#### Do this:
From the entries below, copy every line where the string "Variación" appears.

(Rows from a dataset)

::::::::

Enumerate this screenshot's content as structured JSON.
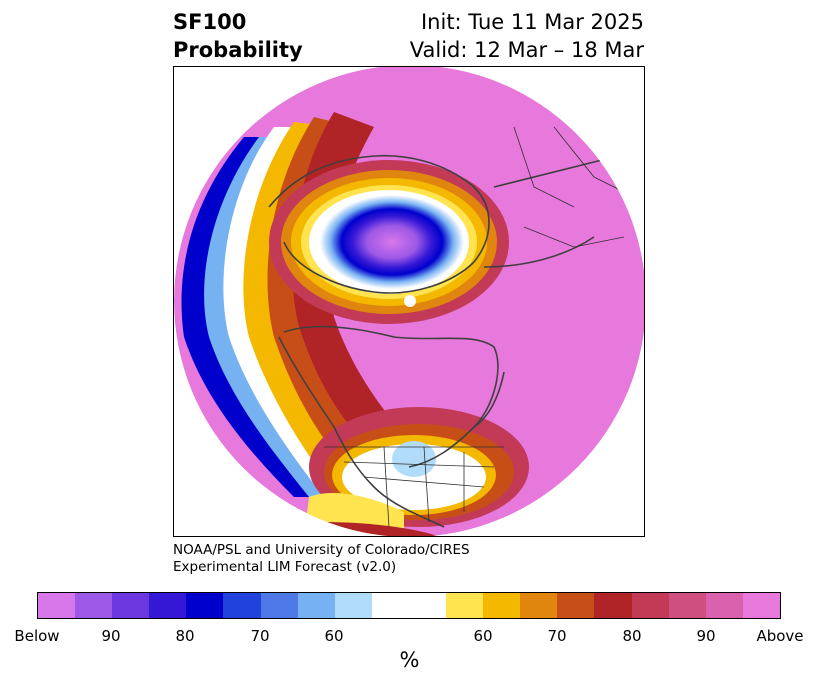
{
  "header": {
    "title_line1": "SF100",
    "title_line2": "Probability",
    "init": "Init: Tue 11 Mar 2025",
    "valid": "Valid: 12 Mar – 18 Mar"
  },
  "credit": {
    "line1": "NOAA/PSL and University of Colorado/CIRES",
    "line2": "Experimental LIM Forecast (v2.0)"
  },
  "colorbar": {
    "colors": [
      "#d877ea",
      "#9c58e6",
      "#6b37df",
      "#3518d6",
      "#0000cd",
      "#2242dc",
      "#4f78e7",
      "#76b1f2",
      "#b0dcfa",
      "#ffffff",
      "#ffe44f",
      "#f4b800",
      "#e0860f",
      "#c74f17",
      "#b02326",
      "#c23a55",
      "#cf4f7f",
      "#da61ad",
      "#e778dc"
    ],
    "tick_labels": [
      "Below",
      "90",
      "80",
      "70",
      "60",
      "60",
      "70",
      "80",
      "90",
      "Above"
    ],
    "unit": "%"
  },
  "map": {
    "projection": "north-polar-stereographic",
    "features": [
      "continent outlines",
      "country borders",
      "US state borders"
    ]
  }
}
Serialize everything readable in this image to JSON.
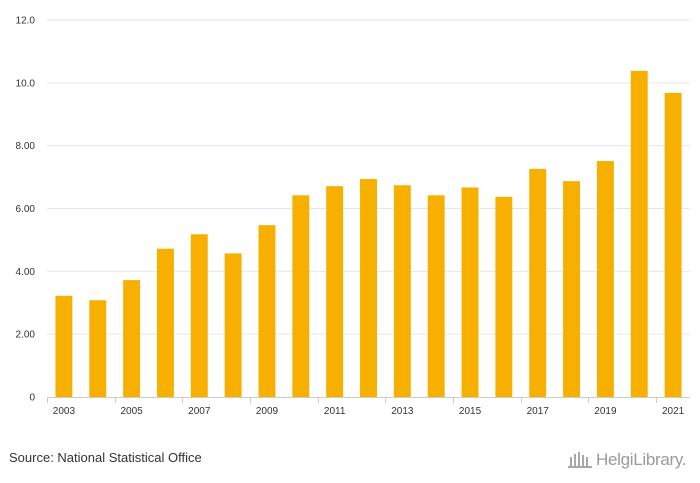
{
  "chart_data": {
    "type": "bar",
    "title": "",
    "xlabel": "",
    "ylabel": "",
    "ylim": [
      0,
      12
    ],
    "y_ticks": [
      "0",
      "2.00",
      "4.00",
      "6.00",
      "8.00",
      "10.0",
      "12.0"
    ],
    "categories": [
      "2003",
      "2004",
      "2005",
      "2006",
      "2007",
      "2008",
      "2009",
      "2010",
      "2011",
      "2012",
      "2013",
      "2014",
      "2015",
      "2016",
      "2017",
      "2018",
      "2019",
      "2020",
      "2021"
    ],
    "x_tick_labels": [
      "2003",
      "2005",
      "2007",
      "2009",
      "2011",
      "2013",
      "2015",
      "2017",
      "2019",
      "2021"
    ],
    "values": [
      3.22,
      3.08,
      3.72,
      4.72,
      5.18,
      4.57,
      5.47,
      6.42,
      6.71,
      6.94,
      6.74,
      6.42,
      6.67,
      6.37,
      7.26,
      6.87,
      7.51,
      10.38,
      9.68
    ],
    "grid": true,
    "bar_color": "#F7AF00"
  },
  "footer": {
    "source": "Source: National Statistical Office",
    "logo_text": "HelgiLibrary."
  }
}
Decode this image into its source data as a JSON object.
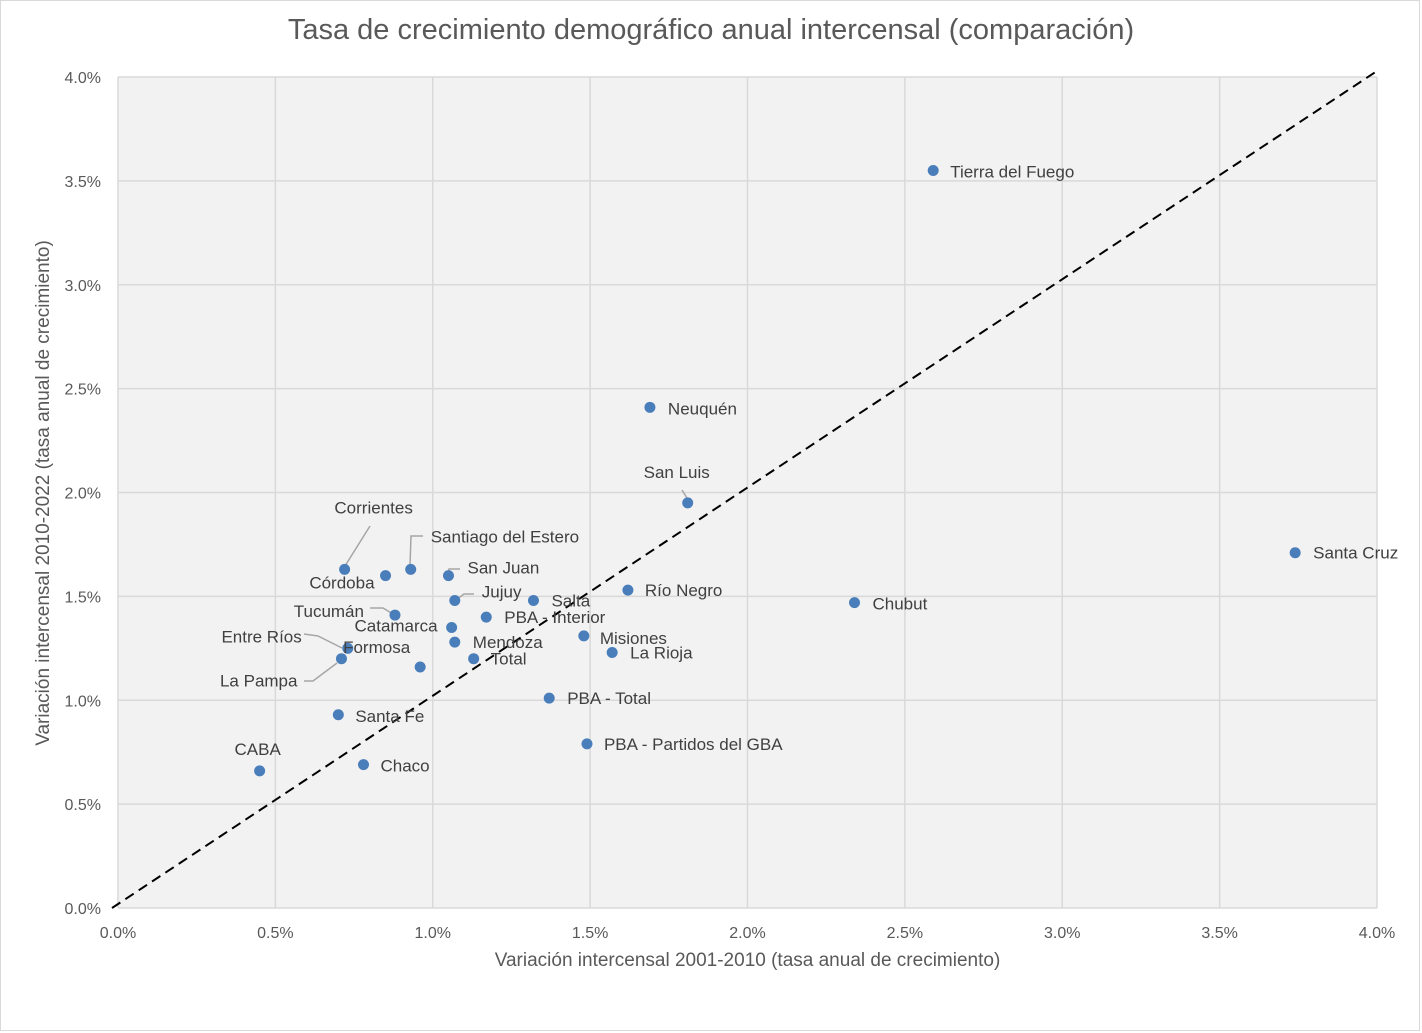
{
  "chart_data": {
    "type": "scatter",
    "title": "Tasa de crecimiento demográfico anual intercensal (comparación)",
    "xlabel": "Variación intercensal 2001-2010 (tasa anual de crecimiento)",
    "ylabel": "Variación intercensal 2010-2022 (tasa anual de crecimiento)",
    "xlim": [
      0,
      0.04
    ],
    "ylim": [
      0,
      0.04
    ],
    "x_ticks": [
      "0.0%",
      "0.5%",
      "1.0%",
      "1.5%",
      "2.0%",
      "2.5%",
      "3.0%",
      "3.5%",
      "4.0%"
    ],
    "y_ticks": [
      "0.0%",
      "0.5%",
      "1.0%",
      "1.5%",
      "2.0%",
      "2.5%",
      "3.0%",
      "3.5%",
      "4.0%"
    ],
    "grid": true,
    "reference_line": "y = x (dashed)",
    "point_color": "#4a7ebb",
    "plot_background": "#f2f2f2",
    "points": [
      {
        "label": "Tierra del Fuego",
        "x": 0.0259,
        "y": 0.0355
      },
      {
        "label": "Neuquén",
        "x": 0.0169,
        "y": 0.0241
      },
      {
        "label": "San Luis",
        "x": 0.0181,
        "y": 0.0195
      },
      {
        "label": "Santa Cruz",
        "x": 0.0374,
        "y": 0.0171
      },
      {
        "label": "Corrientes",
        "x": 0.0072,
        "y": 0.0163
      },
      {
        "label": "Santiago del Estero",
        "x": 0.0093,
        "y": 0.0163
      },
      {
        "label": "Córdoba",
        "x": 0.0085,
        "y": 0.016
      },
      {
        "label": "San Juan",
        "x": 0.0105,
        "y": 0.016
      },
      {
        "label": "Río Negro",
        "x": 0.0162,
        "y": 0.0153
      },
      {
        "label": "Jujuy",
        "x": 0.0107,
        "y": 0.0148
      },
      {
        "label": "Salta",
        "x": 0.0132,
        "y": 0.0148
      },
      {
        "label": "Chubut",
        "x": 0.0234,
        "y": 0.0147
      },
      {
        "label": "Tucumán",
        "x": 0.0088,
        "y": 0.0141
      },
      {
        "label": "PBA - Interior",
        "x": 0.0117,
        "y": 0.014
      },
      {
        "label": "Catamarca",
        "x": 0.0106,
        "y": 0.0135
      },
      {
        "label": "Misiones",
        "x": 0.0148,
        "y": 0.0131
      },
      {
        "label": "Mendoza",
        "x": 0.0107,
        "y": 0.0128
      },
      {
        "label": "Entre Ríos",
        "x": 0.0073,
        "y": 0.0125
      },
      {
        "label": "La Rioja",
        "x": 0.0157,
        "y": 0.0123
      },
      {
        "label": "Total",
        "x": 0.0113,
        "y": 0.012
      },
      {
        "label": "La Pampa",
        "x": 0.0071,
        "y": 0.012
      },
      {
        "label": "Formosa",
        "x": 0.0096,
        "y": 0.0116
      },
      {
        "label": "PBA - Total",
        "x": 0.0137,
        "y": 0.0101
      },
      {
        "label": "Santa Fe",
        "x": 0.007,
        "y": 0.0093
      },
      {
        "label": "PBA - Partidos del GBA",
        "x": 0.0149,
        "y": 0.0079
      },
      {
        "label": "Chaco",
        "x": 0.0078,
        "y": 0.0069
      },
      {
        "label": "CABA",
        "x": 0.0045,
        "y": 0.0066
      }
    ]
  }
}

::::::::

#### Exercise answer:
    "xlabel": "Variación intercensal 2001-2010 (tasa anual de crecimiento)",
    "ylabel": "Variación intercensal 2010-2022 (tasa anual de crecimiento)",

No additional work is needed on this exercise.